◆ **Aim of the exercise**
Single out the lines of the material that contain "老公让我为你捶捶背" and copy them.

◆ **Data for this exercise**

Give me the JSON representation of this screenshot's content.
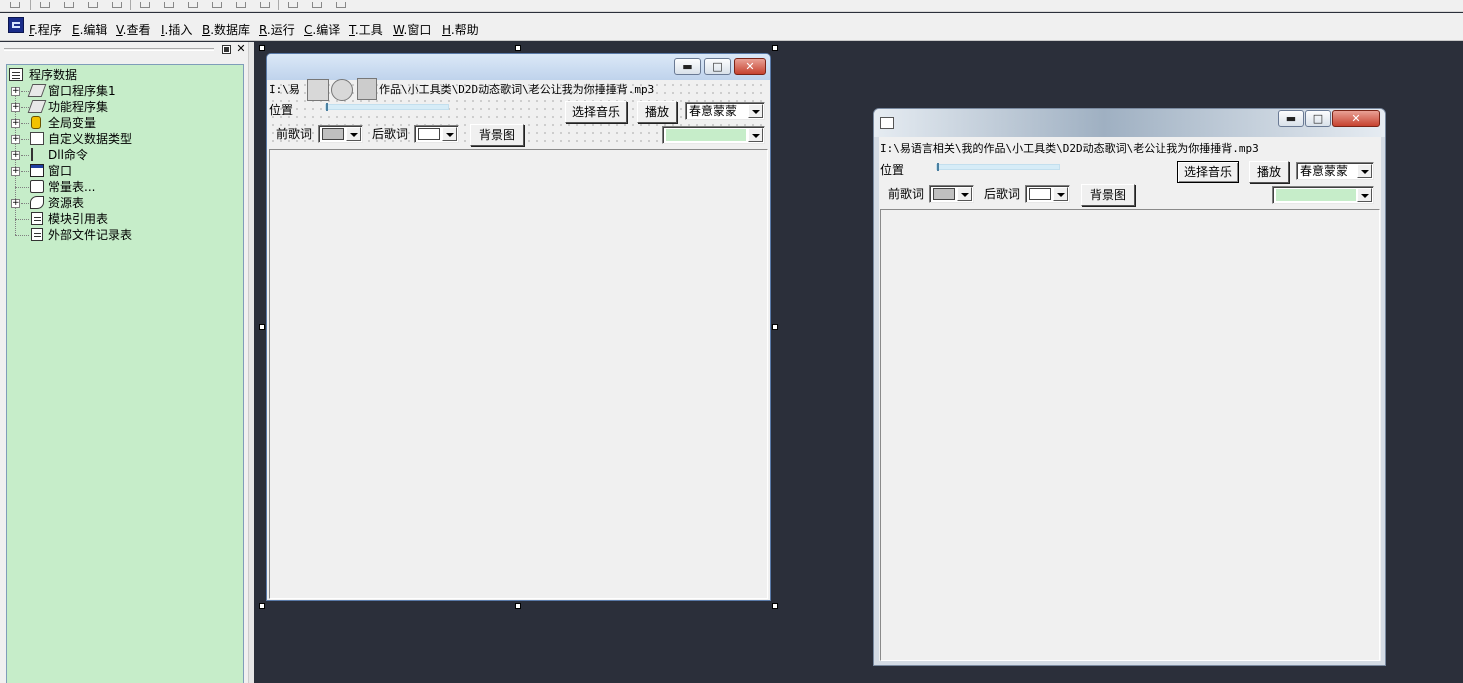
{
  "menubar": {
    "items": [
      {
        "key": "F",
        "label": ".程序"
      },
      {
        "key": "E",
        "label": ".编辑"
      },
      {
        "key": "V",
        "label": ".查看"
      },
      {
        "key": "I",
        "label": ".插入"
      },
      {
        "key": "B",
        "label": ".数据库"
      },
      {
        "key": "R",
        "label": ".运行"
      },
      {
        "key": "C",
        "label": ".编译"
      },
      {
        "key": "T",
        "label": ".工具"
      },
      {
        "key": "W",
        "label": ".窗口"
      },
      {
        "key": "H",
        "label": ".帮助"
      }
    ]
  },
  "tree": {
    "root": "程序数据",
    "items": [
      {
        "label": "窗口程序集1",
        "icon": "stack-icon",
        "expandable": true
      },
      {
        "label": "功能程序集",
        "icon": "stack-icon",
        "expandable": true
      },
      {
        "label": "全局变量",
        "icon": "globe-icon",
        "expandable": true
      },
      {
        "label": "自定义数据类型",
        "icon": "type-icon",
        "expandable": true
      },
      {
        "label": "Dll命令",
        "icon": "dll-icon",
        "expandable": true
      },
      {
        "label": "窗口",
        "icon": "window-icon",
        "expandable": true
      },
      {
        "label": "常量表...",
        "icon": "constant-icon",
        "expandable": false
      },
      {
        "label": "资源表",
        "icon": "resource-icon",
        "expandable": true
      },
      {
        "label": "模块引用表",
        "icon": "module-icon",
        "expandable": false
      },
      {
        "label": "外部文件记录表",
        "icon": "file-icon",
        "expandable": false
      }
    ],
    "tree_background": "#c6edc9"
  },
  "design_form": {
    "path": "I:\\易",
    "path_rest": "作品\\小工具类\\D2D动态歌词\\老公让我为你捶捶背.mp3",
    "position_label": "位置",
    "progress": 0.0,
    "select_music_label": "选择音乐",
    "play_label": "播放",
    "font_value": "春意蒙蒙",
    "prev_lyric_label": "前歌词",
    "next_lyric_label": "后歌词",
    "background_label": "背景图",
    "prev_color": "#c0c0c0",
    "next_color": "#ffffff",
    "bg_color": "#c6edc9"
  },
  "preview_form": {
    "path": "I:\\易语言相关\\我的作品\\小工具类\\D2D动态歌词\\老公让我为你捶捶背.mp3",
    "position_label": "位置",
    "progress": 0.0,
    "select_music_label": "选择音乐",
    "play_label": "播放",
    "font_value": "春意蒙蒙",
    "prev_lyric_label": "前歌词",
    "next_lyric_label": "后歌词",
    "background_label": "背景图",
    "prev_color": "#c0c0c0",
    "next_color": "#ffffff",
    "bg_color": "#c6edc9"
  },
  "colors": {
    "workspace": "#2b2f3a",
    "panel": "#f0f0f0",
    "accent_close": "#c6422f"
  }
}
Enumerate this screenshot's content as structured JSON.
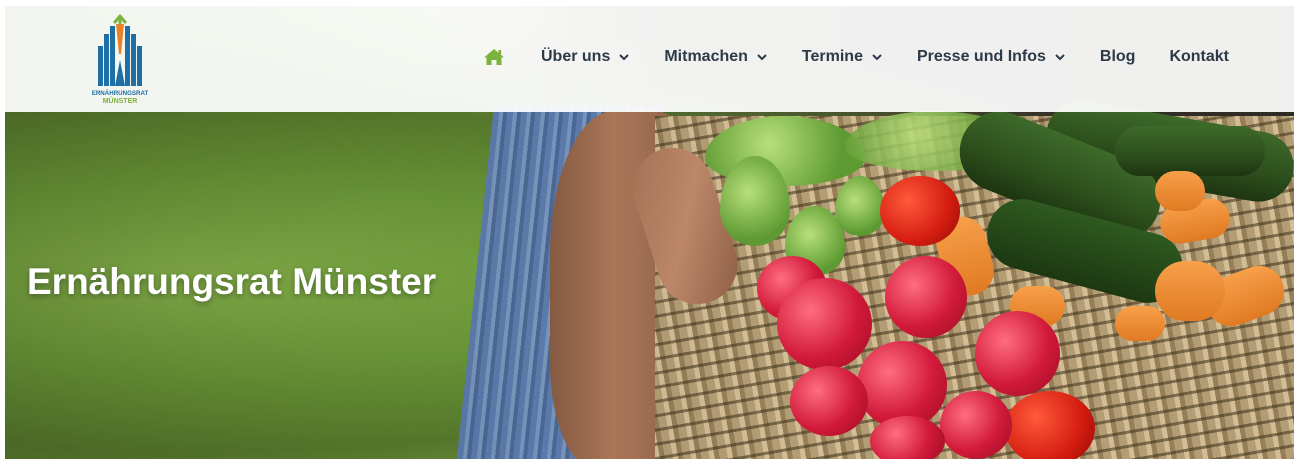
{
  "brand": {
    "logo_line1": "ERNÄHRUNGSRAT",
    "logo_line2": "MÜNSTER",
    "colors": {
      "blue": "#1f6fa5",
      "green": "#7bb33c",
      "orange": "#e8822a"
    }
  },
  "nav": {
    "home_icon": "home-icon",
    "items": [
      {
        "label": "Über uns",
        "dropdown": true
      },
      {
        "label": "Mitmachen",
        "dropdown": true
      },
      {
        "label": "Termine",
        "dropdown": true
      },
      {
        "label": "Presse und Infos",
        "dropdown": true
      },
      {
        "label": "Blog",
        "dropdown": false
      },
      {
        "label": "Kontakt",
        "dropdown": false
      }
    ],
    "text_color": "#2d3a47",
    "accent_color": "#7bb33c"
  },
  "hero": {
    "title": "Ernährungsrat Münster",
    "image": "hand carrying basket of vegetables"
  }
}
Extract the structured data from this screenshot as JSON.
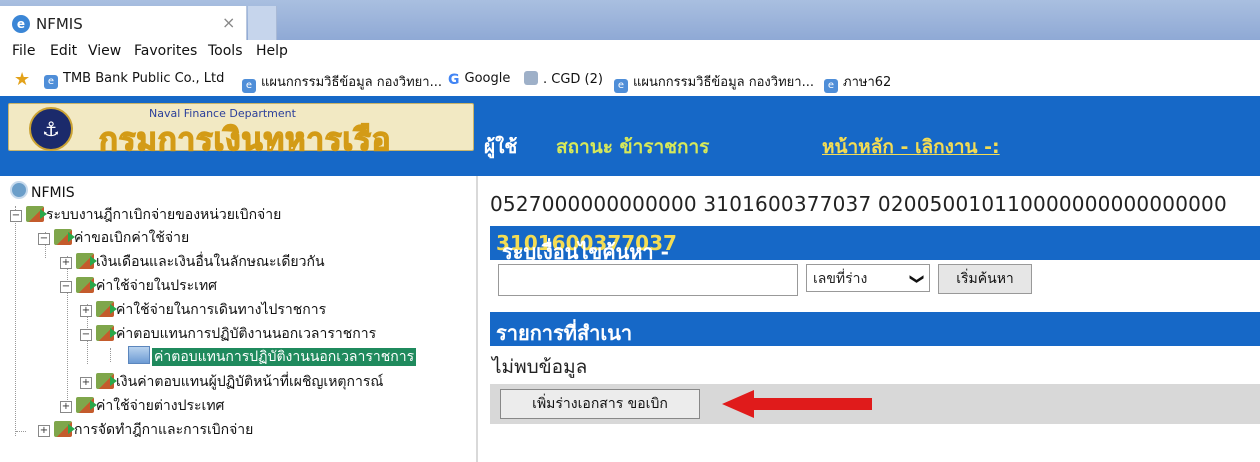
{
  "browser": {
    "tab_title": "NFMIS",
    "tab_close": "×",
    "menu": [
      "File",
      "Edit",
      "View",
      "Favorites",
      "Tools",
      "Help"
    ],
    "favorites": [
      {
        "label": "TMB Bank Public Co., Ltd",
        "icon": "ie-page-icon"
      },
      {
        "label": "แผนกกรรมวิธีข้อมูล กองวิทยา...",
        "icon": "ie-page-icon"
      },
      {
        "label": "Google",
        "icon": "google-icon"
      },
      {
        "label": ". CGD (2)",
        "icon": "image-icon"
      },
      {
        "label": "แผนกกรรมวิธีข้อมูล กองวิทยา...",
        "icon": "ie-page-icon"
      },
      {
        "label": "ภาษา62",
        "icon": "ie-page-icon"
      }
    ]
  },
  "header": {
    "logo_sub": "Naval Finance Department",
    "logo_main": "กรมการเงินทหารเรือ",
    "user_label": "ผู้ใช้",
    "status_label": "สถานะ ข้าราชการ",
    "nav_link": "หน้าหลัก - เลิกงาน -:",
    "color": "#1668c7"
  },
  "tree": {
    "root": "NFMIS",
    "nodes": [
      "ระบบงานฎีกาเบิกจ่ายของหน่วยเบิกจ่าย",
      "ค่าขอเบิกค่าใช้จ่าย",
      "เงินเดือนและเงินอื่นในลักษณะเดียวกัน",
      "ค่าใช้จ่ายในประเทศ",
      "ค่าใช้จ่ายในการเดินทางไปราชการ",
      "ค่าตอบแทนการปฏิบัติงานนอกเวลาราชการ",
      "ค่าตอบแทนการปฏิบัติงานนอกเวลาราชการ",
      "เงินค่าตอบแทนผู้ปฏิบัติหน้าที่เผชิญเหตุการณ์",
      "ค่าใช้จ่ายต่างประเทศ",
      "การจัดทำฎีกาและการเบิกจ่าย"
    ]
  },
  "main": {
    "doc_id": "0527000000000000 3101600377037 020050010110000000000000000",
    "search_title_prefix": "ระบุเงื่อนไขค้นหา -- รหัสผู้ทำรายการ ",
    "search_user_code": "3101600377037",
    "search_placeholder": "",
    "search_select": "เลขที่ร่าง",
    "search_button": "เริ่มค้นหา",
    "list_title": "รายการที่สำเนา",
    "no_data": "ไม่พบข้อมูล",
    "add_button": "เพิ่มร่างเอกสาร ขอเบิก"
  }
}
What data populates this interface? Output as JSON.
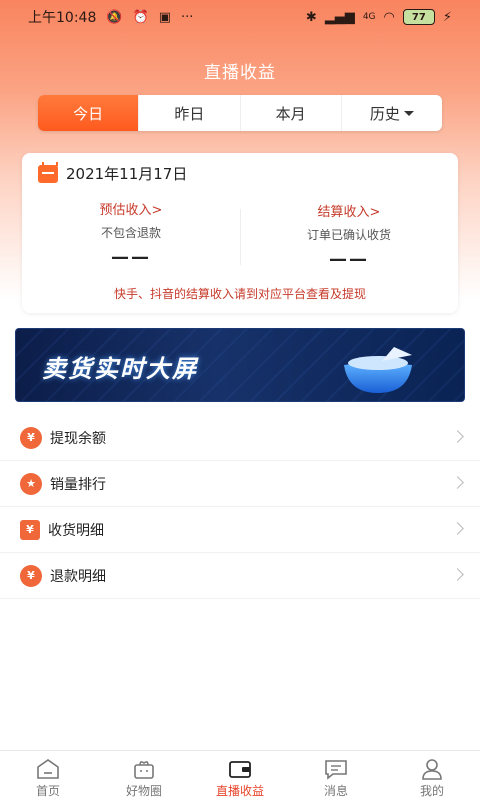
{
  "status_bar": {
    "time": "上午10:48",
    "signal_label": "4G",
    "battery": "77"
  },
  "header": {
    "title": "直播收益"
  },
  "tabs": [
    {
      "label": "今日",
      "active": true
    },
    {
      "label": "昨日",
      "active": false
    },
    {
      "label": "本月",
      "active": false
    },
    {
      "label": "历史",
      "active": false,
      "dropdown": true
    }
  ],
  "income_card": {
    "date": "2021年11月17日",
    "estimated": {
      "title": "预估收入>",
      "subtitle": "不包含退款",
      "value": "——"
    },
    "settled": {
      "title": "结算收入>",
      "subtitle": "订单已确认收货",
      "value": "——"
    },
    "note": "快手、抖音的结算收入请到对应平台查看及提现"
  },
  "banner": {
    "text": "卖货实时大屏"
  },
  "menu": [
    {
      "label": "提现余额",
      "icon": "money-bag-icon"
    },
    {
      "label": "销量排行",
      "icon": "medal-icon"
    },
    {
      "label": "收货明细",
      "icon": "receipt-icon"
    },
    {
      "label": "退款明细",
      "icon": "refund-icon"
    }
  ],
  "bottom_nav": [
    {
      "label": "首页",
      "icon": "home-icon",
      "active": false
    },
    {
      "label": "好物圈",
      "icon": "gift-icon",
      "active": false
    },
    {
      "label": "直播收益",
      "icon": "wallet-icon",
      "active": true
    },
    {
      "label": "消息",
      "icon": "message-icon",
      "active": false
    },
    {
      "label": "我的",
      "icon": "user-icon",
      "active": false
    }
  ],
  "colors": {
    "accent": "#ff5a1f",
    "alert_text": "#c63a2a",
    "nav_active": "#e8452b"
  }
}
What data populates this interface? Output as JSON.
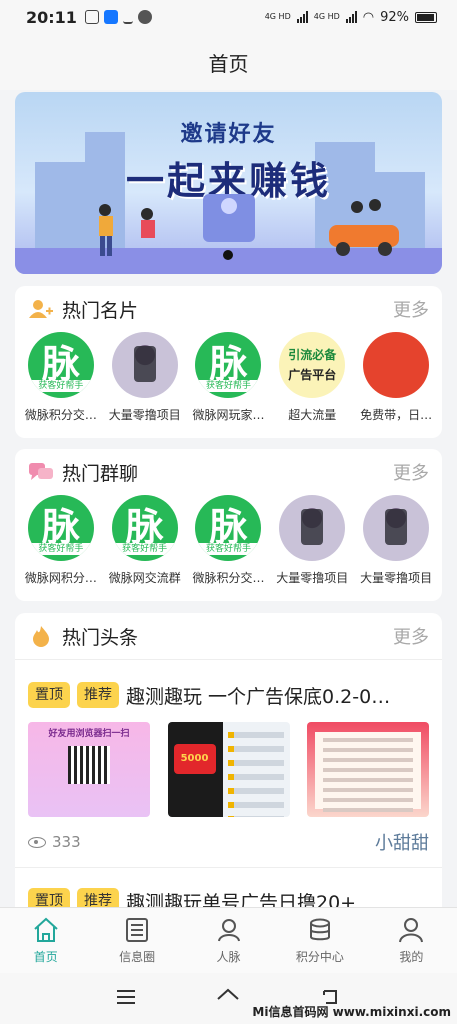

◆ **Response below**
    "path_rest": "作品\\小工具类\\D2D动态歌词\\老公让我为你捶捶背.mp3",
    "path": "I:\\易语言相关\\我的作品\\小工具类\\D2D动态歌词\\老公让我为你捶捶背.mp3",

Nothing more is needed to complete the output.